### EXERCISE GOAL
Give the number of lines that include the string "this", nothing more.

# START OF EXERCISE MATERIALS

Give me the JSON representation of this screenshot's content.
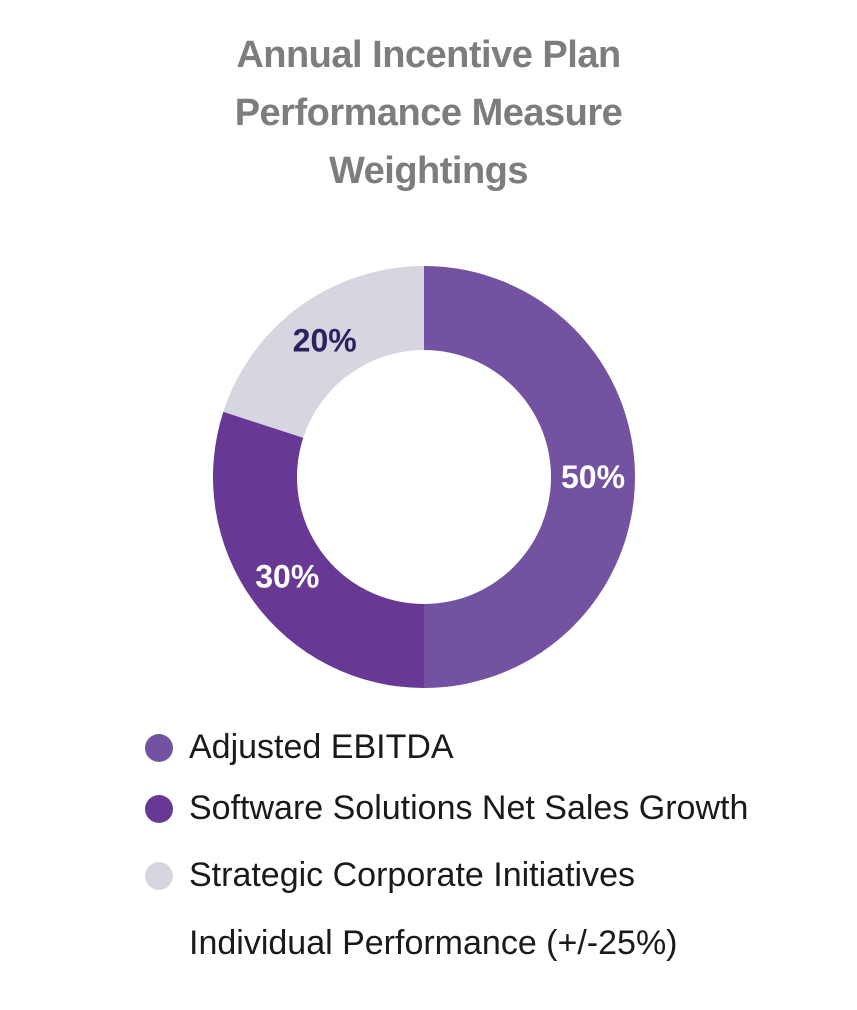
{
  "chart_data": {
    "type": "pie",
    "style": "donut",
    "title_lines": [
      "Annual Incentive Plan",
      "Performance Measure",
      "Weightings"
    ],
    "categories": [
      "Adjusted EBITDA",
      "Software Solutions Net Sales Growth",
      "Strategic Corporate Initiatives"
    ],
    "values": [
      50,
      30,
      20
    ],
    "value_labels": [
      "50%",
      "30%",
      "20%"
    ],
    "colors": [
      "#7353a1",
      "#673894",
      "#d7d5df"
    ],
    "label_colors": [
      "#ffffff",
      "#ffffff",
      "#2e2160"
    ],
    "legend_position": "bottom",
    "legend_extra": "Individual Performance (+/-25%)"
  }
}
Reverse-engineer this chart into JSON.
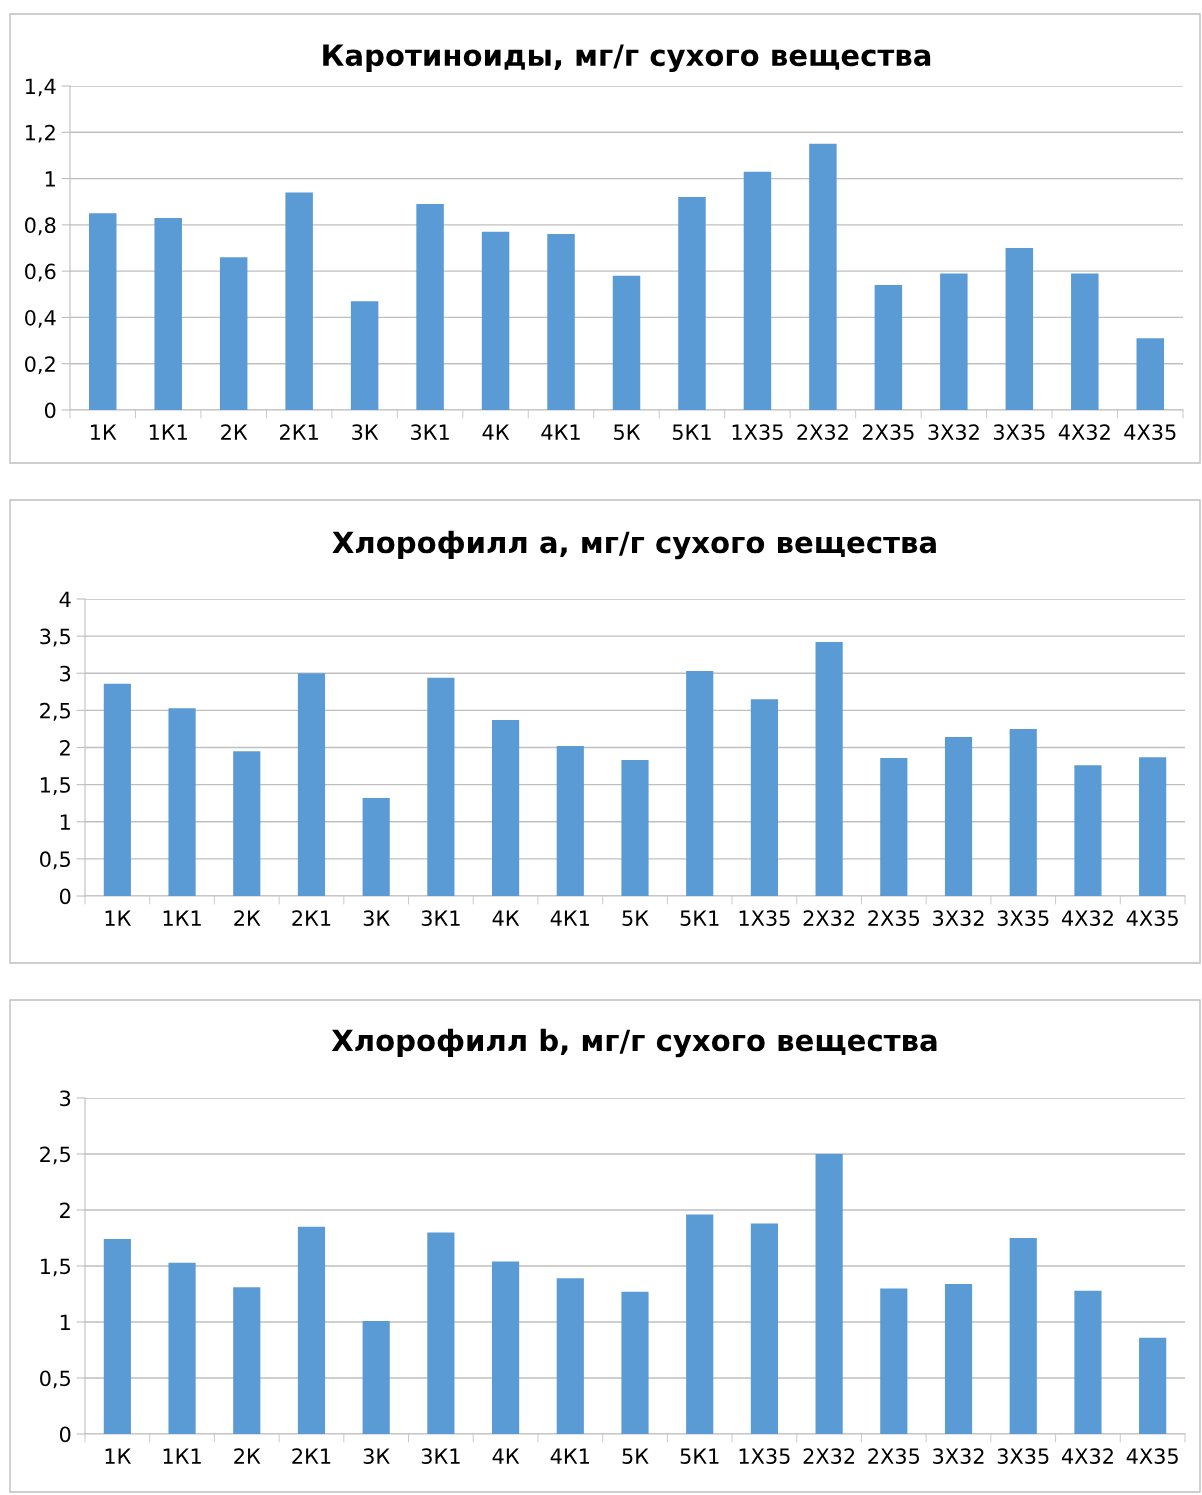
{
  "chart_data": [
    {
      "type": "bar",
      "title": "Каротиноиды, мг/г сухого вещества",
      "categories": [
        "1К",
        "1К1",
        "2К",
        "2К1",
        "3К",
        "3К1",
        "4К",
        "4К1",
        "5К",
        "5К1",
        "1Х35",
        "2Х32",
        "2Х35",
        "3Х32",
        "3Х35",
        "4Х32",
        "4Х35"
      ],
      "values": [
        0.85,
        0.83,
        0.66,
        0.94,
        0.47,
        0.89,
        0.77,
        0.76,
        0.58,
        0.92,
        1.03,
        1.15,
        0.54,
        0.59,
        0.7,
        0.59,
        0.31
      ],
      "color": "#5b9bd5",
      "ylim": [
        0,
        1.4
      ],
      "yticks": [
        0,
        {
          "value": 0.2,
          "label": "0,2"
        },
        {
          "value": 0.4,
          "label": "0,4"
        },
        {
          "value": 0.6,
          "label": "0,6"
        },
        {
          "value": 0.8,
          "label": "0,8"
        },
        1,
        {
          "value": 1.2,
          "label": "1,2"
        },
        {
          "value": 1.4,
          "label": "1,4"
        }
      ],
      "grid": "y",
      "legend": false
    },
    {
      "type": "bar",
      "title": "Хлорофилл a, мг/г сухого вещества",
      "categories": [
        "1К",
        "1К1",
        "2К",
        "2К1",
        "3К",
        "3К1",
        "4К",
        "4К1",
        "5К",
        "5К1",
        "1Х35",
        "2Х32",
        "2Х35",
        "3Х32",
        "3Х35",
        "4Х32",
        "4Х35"
      ],
      "values": [
        2.86,
        2.53,
        1.95,
        3.0,
        1.32,
        2.94,
        2.37,
        2.02,
        1.83,
        3.03,
        2.65,
        3.42,
        1.86,
        2.14,
        2.25,
        1.76,
        1.87
      ],
      "color": "#5b9bd5",
      "ylim": [
        0,
        4
      ],
      "yticks": [
        0,
        {
          "value": 0.5,
          "label": "0,5"
        },
        1,
        {
          "value": 1.5,
          "label": "1,5"
        },
        2,
        {
          "value": 2.5,
          "label": "2,5"
        },
        3,
        {
          "value": 3.5,
          "label": "3,5"
        },
        4
      ],
      "grid": "y",
      "legend": false
    },
    {
      "type": "bar",
      "title": "Хлорофилл b, мг/г сухого вещества",
      "categories": [
        "1К",
        "1К1",
        "2К",
        "2К1",
        "3К",
        "3К1",
        "4К",
        "4К1",
        "5К",
        "5К1",
        "1Х35",
        "2Х32",
        "2Х35",
        "3Х32",
        "3Х35",
        "4Х32",
        "4Х35"
      ],
      "values": [
        1.74,
        1.53,
        1.31,
        1.85,
        1.01,
        1.8,
        1.54,
        1.39,
        1.27,
        1.96,
        1.88,
        2.5,
        1.3,
        1.34,
        1.75,
        1.28,
        0.86
      ],
      "color": "#5b9bd5",
      "ylim": [
        0,
        3
      ],
      "yticks": [
        0,
        {
          "value": 0.5,
          "label": "0,5"
        },
        1,
        {
          "value": 1.5,
          "label": "1,5"
        },
        2,
        {
          "value": 2.5,
          "label": "2,5"
        },
        3
      ],
      "grid": "y",
      "legend": false
    }
  ]
}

# END OF EXERCISE MATERIALS

### FINAL ANSWER
2